_Short problem:_ Output the records. Match them exactly.

_Records:_

>> start

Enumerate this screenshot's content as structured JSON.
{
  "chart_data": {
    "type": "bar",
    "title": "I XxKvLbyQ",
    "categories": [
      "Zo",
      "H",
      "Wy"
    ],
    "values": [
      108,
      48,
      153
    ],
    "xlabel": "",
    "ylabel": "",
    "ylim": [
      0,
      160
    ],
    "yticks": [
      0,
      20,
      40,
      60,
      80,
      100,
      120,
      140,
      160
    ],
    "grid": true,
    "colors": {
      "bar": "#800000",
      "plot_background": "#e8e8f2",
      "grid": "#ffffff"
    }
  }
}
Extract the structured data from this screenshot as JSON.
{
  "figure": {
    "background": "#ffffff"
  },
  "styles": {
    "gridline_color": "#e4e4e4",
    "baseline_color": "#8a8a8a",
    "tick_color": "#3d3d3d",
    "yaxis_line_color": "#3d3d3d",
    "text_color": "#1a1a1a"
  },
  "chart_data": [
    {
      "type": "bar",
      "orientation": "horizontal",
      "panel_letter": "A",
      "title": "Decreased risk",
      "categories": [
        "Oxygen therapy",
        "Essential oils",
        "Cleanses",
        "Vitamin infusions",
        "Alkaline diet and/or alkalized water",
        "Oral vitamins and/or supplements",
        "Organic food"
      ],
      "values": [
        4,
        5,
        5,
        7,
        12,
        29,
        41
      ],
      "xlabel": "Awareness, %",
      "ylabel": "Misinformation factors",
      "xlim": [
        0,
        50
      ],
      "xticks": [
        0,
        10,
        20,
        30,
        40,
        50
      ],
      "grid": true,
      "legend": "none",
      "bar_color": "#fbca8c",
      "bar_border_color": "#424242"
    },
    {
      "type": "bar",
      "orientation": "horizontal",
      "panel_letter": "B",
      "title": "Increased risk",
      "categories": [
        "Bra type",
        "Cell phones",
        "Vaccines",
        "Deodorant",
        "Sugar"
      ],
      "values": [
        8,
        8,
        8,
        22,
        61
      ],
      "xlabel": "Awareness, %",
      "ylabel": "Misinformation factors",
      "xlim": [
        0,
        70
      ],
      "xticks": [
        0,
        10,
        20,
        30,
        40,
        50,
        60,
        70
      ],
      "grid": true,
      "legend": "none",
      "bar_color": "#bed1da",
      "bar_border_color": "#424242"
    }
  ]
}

>> end

_Reply to the exercise:_
Enumerate this screenshot's content as structured JSON.
{
  "chart_data": {
    "type": "bar",
    "title": "I XxKvLbyQ",
    "categories": [
      "Zo",
      "H",
      "Wy"
    ],
    "values": [
      108,
      48,
      153
    ],
    "xlabel": "",
    "ylabel": "",
    "ylim": [
      0,
      160
    ],
    "yticks": [
      0,
      20,
      40,
      60,
      80,
      100,
      120,
      140,
      160
    ],
    "grid": true,
    "colors": {
      "bar": "#800000",
      "plot_background": "#e8e8f2",
      "grid": "#ffffff"
    }
  }
}
Extract the structured data from this screenshot as JSON.
{
  "figure": {
    "background": "#ffffff"
  },
  "styles": {
    "gridline_color": "#e4e4e4",
    "baseline_color": "#8a8a8a",
    "tick_color": "#3d3d3d",
    "yaxis_line_color": "#3d3d3d",
    "text_color": "#1a1a1a"
  },
  "chart_data": [
    {
      "type": "bar",
      "orientation": "horizontal",
      "panel_letter": "A",
      "title": "Decreased risk",
      "categories": [
        "Oxygen therapy",
        "Essential oils",
        "Cleanses",
        "Vitamin infusions",
        "Alkaline diet and/or alkalized water",
        "Oral vitamins and/or supplements",
        "Organic food"
      ],
      "values": [
        4,
        5,
        5,
        7,
        12,
        29,
        41
      ],
      "xlabel": "Awareness, %",
      "ylabel": "Misinformation factors",
      "xlim": [
        0,
        50
      ],
      "xticks": [
        0,
        10,
        20,
        30,
        40,
        50
      ],
      "grid": true,
      "legend": "none",
      "bar_color": "#fbca8c",
      "bar_border_color": "#424242"
    },
    {
      "type": "bar",
      "orientation": "horizontal",
      "panel_letter": "B",
      "title": "Increased risk",
      "categories": [
        "Bra type",
        "Cell phones",
        "Vaccines",
        "Deodorant",
        "Sugar"
      ],
      "values": [
        8,
        8,
        8,
        22,
        61
      ],
      "xlabel": "Awareness, %",
      "ylabel": "Misinformation factors",
      "xlim": [
        0,
        70
      ],
      "xticks": [
        0,
        10,
        20,
        30,
        40,
        50,
        60,
        70
      ],
      "grid": true,
      "legend": "none",
      "bar_color": "#bed1da",
      "bar_border_color": "#424242"
    }
  ]
}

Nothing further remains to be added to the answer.